What is needed: Print out every record exactly as it appears.

Records for this exercise:
□ □ □ □
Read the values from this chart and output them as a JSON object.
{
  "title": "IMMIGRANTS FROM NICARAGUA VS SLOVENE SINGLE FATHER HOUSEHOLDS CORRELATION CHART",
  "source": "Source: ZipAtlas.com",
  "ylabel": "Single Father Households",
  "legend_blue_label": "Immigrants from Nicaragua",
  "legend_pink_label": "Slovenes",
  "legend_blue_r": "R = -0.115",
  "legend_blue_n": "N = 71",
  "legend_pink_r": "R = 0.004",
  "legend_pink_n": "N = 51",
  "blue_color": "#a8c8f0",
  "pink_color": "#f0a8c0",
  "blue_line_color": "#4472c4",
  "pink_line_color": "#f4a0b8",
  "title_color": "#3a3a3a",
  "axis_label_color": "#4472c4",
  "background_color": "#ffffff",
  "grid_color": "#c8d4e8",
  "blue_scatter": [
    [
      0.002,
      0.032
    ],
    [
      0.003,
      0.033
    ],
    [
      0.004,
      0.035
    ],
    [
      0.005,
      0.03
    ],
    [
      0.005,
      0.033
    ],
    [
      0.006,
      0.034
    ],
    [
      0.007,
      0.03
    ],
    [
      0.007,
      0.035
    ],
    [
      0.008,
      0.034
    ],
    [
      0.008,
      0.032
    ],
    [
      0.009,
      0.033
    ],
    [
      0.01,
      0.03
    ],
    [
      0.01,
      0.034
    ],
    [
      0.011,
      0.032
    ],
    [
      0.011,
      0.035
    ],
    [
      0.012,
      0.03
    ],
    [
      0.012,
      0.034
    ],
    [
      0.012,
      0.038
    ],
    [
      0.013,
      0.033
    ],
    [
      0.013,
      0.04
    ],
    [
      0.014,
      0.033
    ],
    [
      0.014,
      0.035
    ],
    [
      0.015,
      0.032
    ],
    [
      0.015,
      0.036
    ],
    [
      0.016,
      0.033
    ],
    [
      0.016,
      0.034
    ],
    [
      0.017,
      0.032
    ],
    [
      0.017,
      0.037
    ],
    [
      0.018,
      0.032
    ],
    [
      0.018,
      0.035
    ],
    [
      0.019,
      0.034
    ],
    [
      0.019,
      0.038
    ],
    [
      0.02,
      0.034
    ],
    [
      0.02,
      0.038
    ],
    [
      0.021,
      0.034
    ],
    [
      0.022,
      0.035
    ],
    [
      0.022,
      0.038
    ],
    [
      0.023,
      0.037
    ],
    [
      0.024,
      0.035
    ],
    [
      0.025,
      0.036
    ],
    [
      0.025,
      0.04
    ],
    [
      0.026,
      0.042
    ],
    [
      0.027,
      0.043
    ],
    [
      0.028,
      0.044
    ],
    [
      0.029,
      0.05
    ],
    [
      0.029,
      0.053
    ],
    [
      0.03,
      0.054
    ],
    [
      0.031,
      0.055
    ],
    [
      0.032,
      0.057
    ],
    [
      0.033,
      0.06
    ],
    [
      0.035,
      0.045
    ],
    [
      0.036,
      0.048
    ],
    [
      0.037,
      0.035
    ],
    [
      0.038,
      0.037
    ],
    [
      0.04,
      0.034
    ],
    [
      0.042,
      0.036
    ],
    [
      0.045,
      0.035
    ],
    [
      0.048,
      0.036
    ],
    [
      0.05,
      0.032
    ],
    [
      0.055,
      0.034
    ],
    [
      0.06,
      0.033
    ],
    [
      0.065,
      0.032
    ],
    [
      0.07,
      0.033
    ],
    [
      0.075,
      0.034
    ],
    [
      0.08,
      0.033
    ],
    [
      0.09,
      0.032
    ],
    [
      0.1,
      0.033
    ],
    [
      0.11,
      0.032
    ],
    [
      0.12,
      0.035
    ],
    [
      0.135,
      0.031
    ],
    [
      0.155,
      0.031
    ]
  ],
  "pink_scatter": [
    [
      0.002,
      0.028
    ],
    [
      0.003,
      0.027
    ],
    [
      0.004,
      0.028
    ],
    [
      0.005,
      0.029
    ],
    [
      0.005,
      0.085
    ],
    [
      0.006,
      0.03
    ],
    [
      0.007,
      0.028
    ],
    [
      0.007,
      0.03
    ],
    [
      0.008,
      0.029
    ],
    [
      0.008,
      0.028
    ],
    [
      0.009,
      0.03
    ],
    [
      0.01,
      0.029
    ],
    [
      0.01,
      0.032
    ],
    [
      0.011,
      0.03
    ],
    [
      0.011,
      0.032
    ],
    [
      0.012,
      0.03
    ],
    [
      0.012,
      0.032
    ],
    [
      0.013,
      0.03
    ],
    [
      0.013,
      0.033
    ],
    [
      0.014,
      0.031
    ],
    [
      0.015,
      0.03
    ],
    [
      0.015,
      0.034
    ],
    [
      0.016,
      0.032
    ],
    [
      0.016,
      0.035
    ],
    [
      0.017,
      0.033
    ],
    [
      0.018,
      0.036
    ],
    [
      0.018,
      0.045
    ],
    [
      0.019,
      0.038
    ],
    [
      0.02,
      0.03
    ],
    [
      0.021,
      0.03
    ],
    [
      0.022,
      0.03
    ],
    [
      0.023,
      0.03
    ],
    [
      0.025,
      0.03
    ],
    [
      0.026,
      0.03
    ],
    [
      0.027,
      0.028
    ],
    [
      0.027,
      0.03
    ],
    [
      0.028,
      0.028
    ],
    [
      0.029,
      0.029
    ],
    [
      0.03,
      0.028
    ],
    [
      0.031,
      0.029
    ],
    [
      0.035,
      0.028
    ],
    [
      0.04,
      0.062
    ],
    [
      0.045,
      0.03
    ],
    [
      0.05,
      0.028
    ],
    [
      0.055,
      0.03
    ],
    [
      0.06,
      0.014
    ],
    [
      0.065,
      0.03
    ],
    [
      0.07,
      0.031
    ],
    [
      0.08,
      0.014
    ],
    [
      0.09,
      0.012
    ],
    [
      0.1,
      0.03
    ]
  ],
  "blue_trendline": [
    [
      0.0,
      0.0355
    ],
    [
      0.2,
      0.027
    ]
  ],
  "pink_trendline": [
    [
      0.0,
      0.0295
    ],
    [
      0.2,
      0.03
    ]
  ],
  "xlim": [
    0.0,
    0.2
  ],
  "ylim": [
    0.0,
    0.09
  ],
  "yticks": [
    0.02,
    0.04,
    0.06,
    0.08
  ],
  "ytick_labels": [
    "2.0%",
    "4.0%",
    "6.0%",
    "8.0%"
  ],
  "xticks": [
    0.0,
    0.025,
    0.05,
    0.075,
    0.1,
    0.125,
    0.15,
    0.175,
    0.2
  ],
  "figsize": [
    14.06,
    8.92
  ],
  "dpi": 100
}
□ □ □ □
Problem solution:
Read the values from this chart and output them as a JSON object.
{
  "title": "IMMIGRANTS FROM NICARAGUA VS SLOVENE SINGLE FATHER HOUSEHOLDS CORRELATION CHART",
  "source": "Source: ZipAtlas.com",
  "ylabel": "Single Father Households",
  "legend_blue_label": "Immigrants from Nicaragua",
  "legend_pink_label": "Slovenes",
  "legend_blue_r": "R = -0.115",
  "legend_blue_n": "N = 71",
  "legend_pink_r": "R = 0.004",
  "legend_pink_n": "N = 51",
  "blue_color": "#a8c8f0",
  "pink_color": "#f0a8c0",
  "blue_line_color": "#4472c4",
  "pink_line_color": "#f4a0b8",
  "title_color": "#3a3a3a",
  "axis_label_color": "#4472c4",
  "background_color": "#ffffff",
  "grid_color": "#c8d4e8",
  "blue_scatter": [
    [
      0.002,
      0.032
    ],
    [
      0.003,
      0.033
    ],
    [
      0.004,
      0.035
    ],
    [
      0.005,
      0.03
    ],
    [
      0.005,
      0.033
    ],
    [
      0.006,
      0.034
    ],
    [
      0.007,
      0.03
    ],
    [
      0.007,
      0.035
    ],
    [
      0.008,
      0.034
    ],
    [
      0.008,
      0.032
    ],
    [
      0.009,
      0.033
    ],
    [
      0.01,
      0.03
    ],
    [
      0.01,
      0.034
    ],
    [
      0.011,
      0.032
    ],
    [
      0.011,
      0.035
    ],
    [
      0.012,
      0.03
    ],
    [
      0.012,
      0.034
    ],
    [
      0.012,
      0.038
    ],
    [
      0.013,
      0.033
    ],
    [
      0.013,
      0.04
    ],
    [
      0.014,
      0.033
    ],
    [
      0.014,
      0.035
    ],
    [
      0.015,
      0.032
    ],
    [
      0.015,
      0.036
    ],
    [
      0.016,
      0.033
    ],
    [
      0.016,
      0.034
    ],
    [
      0.017,
      0.032
    ],
    [
      0.017,
      0.037
    ],
    [
      0.018,
      0.032
    ],
    [
      0.018,
      0.035
    ],
    [
      0.019,
      0.034
    ],
    [
      0.019,
      0.038
    ],
    [
      0.02,
      0.034
    ],
    [
      0.02,
      0.038
    ],
    [
      0.021,
      0.034
    ],
    [
      0.022,
      0.035
    ],
    [
      0.022,
      0.038
    ],
    [
      0.023,
      0.037
    ],
    [
      0.024,
      0.035
    ],
    [
      0.025,
      0.036
    ],
    [
      0.025,
      0.04
    ],
    [
      0.026,
      0.042
    ],
    [
      0.027,
      0.043
    ],
    [
      0.028,
      0.044
    ],
    [
      0.029,
      0.05
    ],
    [
      0.029,
      0.053
    ],
    [
      0.03,
      0.054
    ],
    [
      0.031,
      0.055
    ],
    [
      0.032,
      0.057
    ],
    [
      0.033,
      0.06
    ],
    [
      0.035,
      0.045
    ],
    [
      0.036,
      0.048
    ],
    [
      0.037,
      0.035
    ],
    [
      0.038,
      0.037
    ],
    [
      0.04,
      0.034
    ],
    [
      0.042,
      0.036
    ],
    [
      0.045,
      0.035
    ],
    [
      0.048,
      0.036
    ],
    [
      0.05,
      0.032
    ],
    [
      0.055,
      0.034
    ],
    [
      0.06,
      0.033
    ],
    [
      0.065,
      0.032
    ],
    [
      0.07,
      0.033
    ],
    [
      0.075,
      0.034
    ],
    [
      0.08,
      0.033
    ],
    [
      0.09,
      0.032
    ],
    [
      0.1,
      0.033
    ],
    [
      0.11,
      0.032
    ],
    [
      0.12,
      0.035
    ],
    [
      0.135,
      0.031
    ],
    [
      0.155,
      0.031
    ]
  ],
  "pink_scatter": [
    [
      0.002,
      0.028
    ],
    [
      0.003,
      0.027
    ],
    [
      0.004,
      0.028
    ],
    [
      0.005,
      0.029
    ],
    [
      0.005,
      0.085
    ],
    [
      0.006,
      0.03
    ],
    [
      0.007,
      0.028
    ],
    [
      0.007,
      0.03
    ],
    [
      0.008,
      0.029
    ],
    [
      0.008,
      0.028
    ],
    [
      0.009,
      0.03
    ],
    [
      0.01,
      0.029
    ],
    [
      0.01,
      0.032
    ],
    [
      0.011,
      0.03
    ],
    [
      0.011,
      0.032
    ],
    [
      0.012,
      0.03
    ],
    [
      0.012,
      0.032
    ],
    [
      0.013,
      0.03
    ],
    [
      0.013,
      0.033
    ],
    [
      0.014,
      0.031
    ],
    [
      0.015,
      0.03
    ],
    [
      0.015,
      0.034
    ],
    [
      0.016,
      0.032
    ],
    [
      0.016,
      0.035
    ],
    [
      0.017,
      0.033
    ],
    [
      0.018,
      0.036
    ],
    [
      0.018,
      0.045
    ],
    [
      0.019,
      0.038
    ],
    [
      0.02,
      0.03
    ],
    [
      0.021,
      0.03
    ],
    [
      0.022,
      0.03
    ],
    [
      0.023,
      0.03
    ],
    [
      0.025,
      0.03
    ],
    [
      0.026,
      0.03
    ],
    [
      0.027,
      0.028
    ],
    [
      0.027,
      0.03
    ],
    [
      0.028,
      0.028
    ],
    [
      0.029,
      0.029
    ],
    [
      0.03,
      0.028
    ],
    [
      0.031,
      0.029
    ],
    [
      0.035,
      0.028
    ],
    [
      0.04,
      0.062
    ],
    [
      0.045,
      0.03
    ],
    [
      0.05,
      0.028
    ],
    [
      0.055,
      0.03
    ],
    [
      0.06,
      0.014
    ],
    [
      0.065,
      0.03
    ],
    [
      0.07,
      0.031
    ],
    [
      0.08,
      0.014
    ],
    [
      0.09,
      0.012
    ],
    [
      0.1,
      0.03
    ]
  ],
  "blue_trendline": [
    [
      0.0,
      0.0355
    ],
    [
      0.2,
      0.027
    ]
  ],
  "pink_trendline": [
    [
      0.0,
      0.0295
    ],
    [
      0.2,
      0.03
    ]
  ],
  "xlim": [
    0.0,
    0.2
  ],
  "ylim": [
    0.0,
    0.09
  ],
  "yticks": [
    0.02,
    0.04,
    0.06,
    0.08
  ],
  "ytick_labels": [
    "2.0%",
    "4.0%",
    "6.0%",
    "8.0%"
  ],
  "xticks": [
    0.0,
    0.025,
    0.05,
    0.075,
    0.1,
    0.125,
    0.15,
    0.175,
    0.2
  ],
  "figsize": [
    14.06,
    8.92
  ],
  "dpi": 100
}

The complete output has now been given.